Data items
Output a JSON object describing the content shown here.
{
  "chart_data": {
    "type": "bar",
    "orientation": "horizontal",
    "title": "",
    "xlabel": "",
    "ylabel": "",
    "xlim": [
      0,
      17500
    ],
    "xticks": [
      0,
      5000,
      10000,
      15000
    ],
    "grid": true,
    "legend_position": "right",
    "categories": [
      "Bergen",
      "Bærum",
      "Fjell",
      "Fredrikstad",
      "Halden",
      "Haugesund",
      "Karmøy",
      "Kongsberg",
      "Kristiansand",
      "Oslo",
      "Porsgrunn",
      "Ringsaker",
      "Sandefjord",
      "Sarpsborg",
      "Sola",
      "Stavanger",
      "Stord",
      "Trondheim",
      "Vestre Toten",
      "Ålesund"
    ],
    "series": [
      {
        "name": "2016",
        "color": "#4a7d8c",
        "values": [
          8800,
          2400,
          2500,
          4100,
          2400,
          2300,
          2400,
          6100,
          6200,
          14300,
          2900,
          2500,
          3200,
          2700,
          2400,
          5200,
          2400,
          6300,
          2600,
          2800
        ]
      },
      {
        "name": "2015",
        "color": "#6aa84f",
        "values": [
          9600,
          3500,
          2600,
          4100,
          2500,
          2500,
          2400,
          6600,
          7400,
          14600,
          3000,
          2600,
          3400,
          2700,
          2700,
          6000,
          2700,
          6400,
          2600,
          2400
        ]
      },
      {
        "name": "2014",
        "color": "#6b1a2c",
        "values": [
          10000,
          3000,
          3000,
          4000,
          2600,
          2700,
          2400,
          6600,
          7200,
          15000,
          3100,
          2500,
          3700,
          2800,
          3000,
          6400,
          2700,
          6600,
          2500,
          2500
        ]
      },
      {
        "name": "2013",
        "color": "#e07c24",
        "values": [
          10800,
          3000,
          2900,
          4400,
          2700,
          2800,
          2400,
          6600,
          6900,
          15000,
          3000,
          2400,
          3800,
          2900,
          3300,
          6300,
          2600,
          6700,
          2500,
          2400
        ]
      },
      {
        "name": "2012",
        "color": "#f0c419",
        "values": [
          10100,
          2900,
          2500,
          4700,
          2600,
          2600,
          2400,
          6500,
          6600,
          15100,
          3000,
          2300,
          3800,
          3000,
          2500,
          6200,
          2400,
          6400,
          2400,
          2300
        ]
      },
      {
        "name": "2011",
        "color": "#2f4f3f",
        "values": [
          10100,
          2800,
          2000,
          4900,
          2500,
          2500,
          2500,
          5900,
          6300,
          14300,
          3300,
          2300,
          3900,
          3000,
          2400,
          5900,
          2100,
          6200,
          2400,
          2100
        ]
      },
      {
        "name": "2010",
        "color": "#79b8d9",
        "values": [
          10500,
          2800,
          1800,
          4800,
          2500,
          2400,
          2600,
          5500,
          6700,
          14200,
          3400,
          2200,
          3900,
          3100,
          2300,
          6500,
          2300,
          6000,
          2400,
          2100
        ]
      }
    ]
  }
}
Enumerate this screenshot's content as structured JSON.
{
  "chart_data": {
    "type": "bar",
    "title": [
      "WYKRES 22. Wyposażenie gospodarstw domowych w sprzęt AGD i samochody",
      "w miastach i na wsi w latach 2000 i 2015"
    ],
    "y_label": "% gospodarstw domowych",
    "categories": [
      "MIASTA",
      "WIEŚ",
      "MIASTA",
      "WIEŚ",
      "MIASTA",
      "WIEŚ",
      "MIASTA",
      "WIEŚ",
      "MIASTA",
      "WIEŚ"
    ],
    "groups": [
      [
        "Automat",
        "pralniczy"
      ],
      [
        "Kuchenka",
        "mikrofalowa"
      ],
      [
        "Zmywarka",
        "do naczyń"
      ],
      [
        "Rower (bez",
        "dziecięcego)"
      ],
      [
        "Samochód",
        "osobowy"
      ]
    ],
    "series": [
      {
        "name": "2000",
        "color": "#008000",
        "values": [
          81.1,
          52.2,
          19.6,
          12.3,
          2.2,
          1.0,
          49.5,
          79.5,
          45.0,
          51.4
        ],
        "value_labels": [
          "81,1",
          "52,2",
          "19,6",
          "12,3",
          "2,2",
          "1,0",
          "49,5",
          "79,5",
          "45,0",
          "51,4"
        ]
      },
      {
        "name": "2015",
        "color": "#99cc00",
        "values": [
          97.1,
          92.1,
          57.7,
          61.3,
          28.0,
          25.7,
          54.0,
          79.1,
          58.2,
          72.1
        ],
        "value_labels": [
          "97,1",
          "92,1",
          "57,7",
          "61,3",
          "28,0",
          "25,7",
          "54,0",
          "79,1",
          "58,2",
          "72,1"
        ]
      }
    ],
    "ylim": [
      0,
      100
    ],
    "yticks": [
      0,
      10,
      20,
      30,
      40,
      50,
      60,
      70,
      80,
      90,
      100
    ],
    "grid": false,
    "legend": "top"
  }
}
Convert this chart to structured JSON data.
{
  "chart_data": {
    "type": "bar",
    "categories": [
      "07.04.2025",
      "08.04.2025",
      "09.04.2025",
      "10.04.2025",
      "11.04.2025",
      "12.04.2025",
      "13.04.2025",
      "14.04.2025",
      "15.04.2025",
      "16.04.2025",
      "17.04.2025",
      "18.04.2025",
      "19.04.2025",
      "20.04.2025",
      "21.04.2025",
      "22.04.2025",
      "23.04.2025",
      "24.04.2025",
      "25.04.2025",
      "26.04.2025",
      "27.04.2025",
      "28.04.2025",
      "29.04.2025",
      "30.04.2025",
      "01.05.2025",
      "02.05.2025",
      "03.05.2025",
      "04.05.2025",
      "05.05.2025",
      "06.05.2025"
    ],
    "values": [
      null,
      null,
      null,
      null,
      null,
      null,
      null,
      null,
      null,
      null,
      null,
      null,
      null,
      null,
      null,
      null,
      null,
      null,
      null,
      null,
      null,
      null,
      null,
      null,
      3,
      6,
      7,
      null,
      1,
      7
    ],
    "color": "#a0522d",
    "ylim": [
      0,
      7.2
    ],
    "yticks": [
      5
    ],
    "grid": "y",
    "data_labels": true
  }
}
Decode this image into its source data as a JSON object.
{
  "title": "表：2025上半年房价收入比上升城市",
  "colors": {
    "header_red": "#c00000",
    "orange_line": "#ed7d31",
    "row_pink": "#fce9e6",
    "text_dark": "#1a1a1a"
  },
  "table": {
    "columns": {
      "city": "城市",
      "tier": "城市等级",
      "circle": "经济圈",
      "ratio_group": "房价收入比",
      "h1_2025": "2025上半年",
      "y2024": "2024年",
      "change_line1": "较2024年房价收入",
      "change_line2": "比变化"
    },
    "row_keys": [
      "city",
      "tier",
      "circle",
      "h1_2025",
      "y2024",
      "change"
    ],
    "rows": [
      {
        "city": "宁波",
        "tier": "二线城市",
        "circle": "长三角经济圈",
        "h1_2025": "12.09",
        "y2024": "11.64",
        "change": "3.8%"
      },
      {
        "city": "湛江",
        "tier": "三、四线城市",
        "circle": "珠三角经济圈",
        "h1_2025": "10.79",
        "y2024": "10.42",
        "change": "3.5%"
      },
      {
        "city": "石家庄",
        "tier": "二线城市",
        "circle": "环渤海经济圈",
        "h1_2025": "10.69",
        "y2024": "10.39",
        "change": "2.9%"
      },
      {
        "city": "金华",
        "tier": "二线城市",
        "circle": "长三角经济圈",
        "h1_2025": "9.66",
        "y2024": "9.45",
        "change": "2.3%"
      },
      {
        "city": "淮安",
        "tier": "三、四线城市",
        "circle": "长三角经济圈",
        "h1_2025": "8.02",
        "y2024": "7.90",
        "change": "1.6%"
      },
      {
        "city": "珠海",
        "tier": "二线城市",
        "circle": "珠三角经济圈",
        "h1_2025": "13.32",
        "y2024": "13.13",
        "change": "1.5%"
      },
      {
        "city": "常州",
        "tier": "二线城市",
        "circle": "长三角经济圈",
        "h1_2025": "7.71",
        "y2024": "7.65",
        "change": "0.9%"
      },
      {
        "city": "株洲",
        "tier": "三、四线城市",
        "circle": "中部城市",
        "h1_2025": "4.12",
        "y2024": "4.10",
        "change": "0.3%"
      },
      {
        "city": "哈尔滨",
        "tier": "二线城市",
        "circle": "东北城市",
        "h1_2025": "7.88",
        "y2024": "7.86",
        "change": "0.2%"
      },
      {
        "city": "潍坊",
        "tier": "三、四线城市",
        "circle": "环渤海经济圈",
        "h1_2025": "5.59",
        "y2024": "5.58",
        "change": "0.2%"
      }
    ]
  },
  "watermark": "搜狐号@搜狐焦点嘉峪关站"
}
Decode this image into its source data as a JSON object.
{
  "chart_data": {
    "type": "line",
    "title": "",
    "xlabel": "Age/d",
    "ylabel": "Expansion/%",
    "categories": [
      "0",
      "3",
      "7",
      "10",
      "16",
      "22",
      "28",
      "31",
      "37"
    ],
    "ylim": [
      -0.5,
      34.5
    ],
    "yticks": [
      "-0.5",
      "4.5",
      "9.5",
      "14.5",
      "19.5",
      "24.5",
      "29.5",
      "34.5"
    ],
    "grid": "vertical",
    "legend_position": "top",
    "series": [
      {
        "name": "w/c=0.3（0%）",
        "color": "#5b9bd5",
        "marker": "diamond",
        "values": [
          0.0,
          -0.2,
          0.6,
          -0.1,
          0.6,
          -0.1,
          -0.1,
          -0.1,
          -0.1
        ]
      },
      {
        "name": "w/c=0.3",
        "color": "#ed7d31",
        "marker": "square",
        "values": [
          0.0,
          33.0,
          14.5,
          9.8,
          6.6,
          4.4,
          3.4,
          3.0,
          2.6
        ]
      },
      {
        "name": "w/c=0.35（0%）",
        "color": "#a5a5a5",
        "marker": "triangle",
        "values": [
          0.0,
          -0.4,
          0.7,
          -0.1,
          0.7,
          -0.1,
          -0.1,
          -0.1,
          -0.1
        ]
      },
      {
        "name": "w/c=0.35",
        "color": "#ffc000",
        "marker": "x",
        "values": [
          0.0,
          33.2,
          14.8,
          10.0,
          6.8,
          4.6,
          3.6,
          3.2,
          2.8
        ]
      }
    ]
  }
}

**WRITTEN EXERCISE**: Extract, from the material above, each line holding the word "this".

**THE OUTPUT**:
Enumerate this screenshot's content as structured JSON.
Convert this chart to structured JSON data.
Decode this image into its source data as a JSON object.
Decode this image into its source data as a JSON object.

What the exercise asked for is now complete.